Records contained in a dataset

▼▼▼

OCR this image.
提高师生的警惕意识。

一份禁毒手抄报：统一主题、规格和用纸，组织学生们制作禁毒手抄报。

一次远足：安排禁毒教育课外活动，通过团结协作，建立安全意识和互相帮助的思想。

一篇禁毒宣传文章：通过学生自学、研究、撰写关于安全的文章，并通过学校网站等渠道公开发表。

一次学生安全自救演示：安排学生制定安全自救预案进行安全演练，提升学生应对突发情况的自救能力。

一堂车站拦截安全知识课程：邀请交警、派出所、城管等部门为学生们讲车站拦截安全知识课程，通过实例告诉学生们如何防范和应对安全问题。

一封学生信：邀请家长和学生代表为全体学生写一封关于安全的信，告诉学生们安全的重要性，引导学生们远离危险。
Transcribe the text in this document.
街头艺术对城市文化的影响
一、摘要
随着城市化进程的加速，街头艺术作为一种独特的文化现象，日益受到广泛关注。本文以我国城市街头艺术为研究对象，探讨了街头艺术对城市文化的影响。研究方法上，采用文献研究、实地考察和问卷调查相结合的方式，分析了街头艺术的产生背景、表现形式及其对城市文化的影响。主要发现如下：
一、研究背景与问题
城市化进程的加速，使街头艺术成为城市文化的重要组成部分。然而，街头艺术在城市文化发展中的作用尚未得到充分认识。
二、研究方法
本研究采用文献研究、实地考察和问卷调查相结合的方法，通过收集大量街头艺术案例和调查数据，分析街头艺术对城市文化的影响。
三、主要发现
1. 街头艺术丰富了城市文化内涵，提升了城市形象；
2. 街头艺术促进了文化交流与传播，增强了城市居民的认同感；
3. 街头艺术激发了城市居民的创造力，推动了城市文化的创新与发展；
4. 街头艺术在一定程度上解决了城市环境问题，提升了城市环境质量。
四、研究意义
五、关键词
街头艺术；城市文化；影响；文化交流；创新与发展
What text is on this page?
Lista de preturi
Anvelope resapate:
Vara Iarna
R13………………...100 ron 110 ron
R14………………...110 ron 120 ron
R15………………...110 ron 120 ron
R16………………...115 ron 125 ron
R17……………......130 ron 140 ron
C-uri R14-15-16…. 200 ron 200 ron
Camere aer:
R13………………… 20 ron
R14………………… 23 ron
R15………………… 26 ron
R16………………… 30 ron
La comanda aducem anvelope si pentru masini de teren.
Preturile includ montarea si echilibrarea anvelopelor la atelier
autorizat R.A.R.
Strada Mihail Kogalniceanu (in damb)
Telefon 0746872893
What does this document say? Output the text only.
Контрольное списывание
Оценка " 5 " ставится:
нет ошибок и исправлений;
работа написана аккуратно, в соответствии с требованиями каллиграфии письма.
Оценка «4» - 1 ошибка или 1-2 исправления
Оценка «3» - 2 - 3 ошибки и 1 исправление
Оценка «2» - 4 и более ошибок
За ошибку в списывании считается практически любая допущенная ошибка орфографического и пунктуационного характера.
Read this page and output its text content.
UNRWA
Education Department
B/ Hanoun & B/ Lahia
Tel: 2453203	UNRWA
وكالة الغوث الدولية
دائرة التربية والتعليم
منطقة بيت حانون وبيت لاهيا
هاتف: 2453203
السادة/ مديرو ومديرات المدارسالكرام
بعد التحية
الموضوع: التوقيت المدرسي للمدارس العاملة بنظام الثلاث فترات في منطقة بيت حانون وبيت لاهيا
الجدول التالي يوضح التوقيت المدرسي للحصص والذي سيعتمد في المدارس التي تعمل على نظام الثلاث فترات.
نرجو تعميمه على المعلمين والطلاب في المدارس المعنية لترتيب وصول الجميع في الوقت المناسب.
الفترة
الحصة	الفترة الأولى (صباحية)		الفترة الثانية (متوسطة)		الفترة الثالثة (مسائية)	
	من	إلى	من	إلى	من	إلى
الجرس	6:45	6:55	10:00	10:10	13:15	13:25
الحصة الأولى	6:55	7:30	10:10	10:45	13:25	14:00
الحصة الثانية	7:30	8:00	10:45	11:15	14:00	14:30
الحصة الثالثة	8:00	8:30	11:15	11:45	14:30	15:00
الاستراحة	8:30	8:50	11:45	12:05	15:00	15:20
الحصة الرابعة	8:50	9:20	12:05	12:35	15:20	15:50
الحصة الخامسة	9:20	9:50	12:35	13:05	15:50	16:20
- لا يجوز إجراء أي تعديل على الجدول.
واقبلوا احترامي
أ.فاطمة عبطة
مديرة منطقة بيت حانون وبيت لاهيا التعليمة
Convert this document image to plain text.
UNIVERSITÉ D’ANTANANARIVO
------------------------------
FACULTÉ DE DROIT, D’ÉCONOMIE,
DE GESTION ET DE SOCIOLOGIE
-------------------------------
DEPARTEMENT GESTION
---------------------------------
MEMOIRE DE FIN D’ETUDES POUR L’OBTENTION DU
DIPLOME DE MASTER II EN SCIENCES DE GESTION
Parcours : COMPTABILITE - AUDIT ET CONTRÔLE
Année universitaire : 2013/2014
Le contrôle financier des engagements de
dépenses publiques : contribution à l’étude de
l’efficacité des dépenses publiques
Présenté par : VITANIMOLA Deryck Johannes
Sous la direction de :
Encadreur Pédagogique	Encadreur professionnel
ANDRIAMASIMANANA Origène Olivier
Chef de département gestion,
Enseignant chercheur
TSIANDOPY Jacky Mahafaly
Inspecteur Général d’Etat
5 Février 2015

▲▲▲

How many lines in the listing above contain the string "Оценка"? Answer with the number only.

WRITTEN ANSWER:
4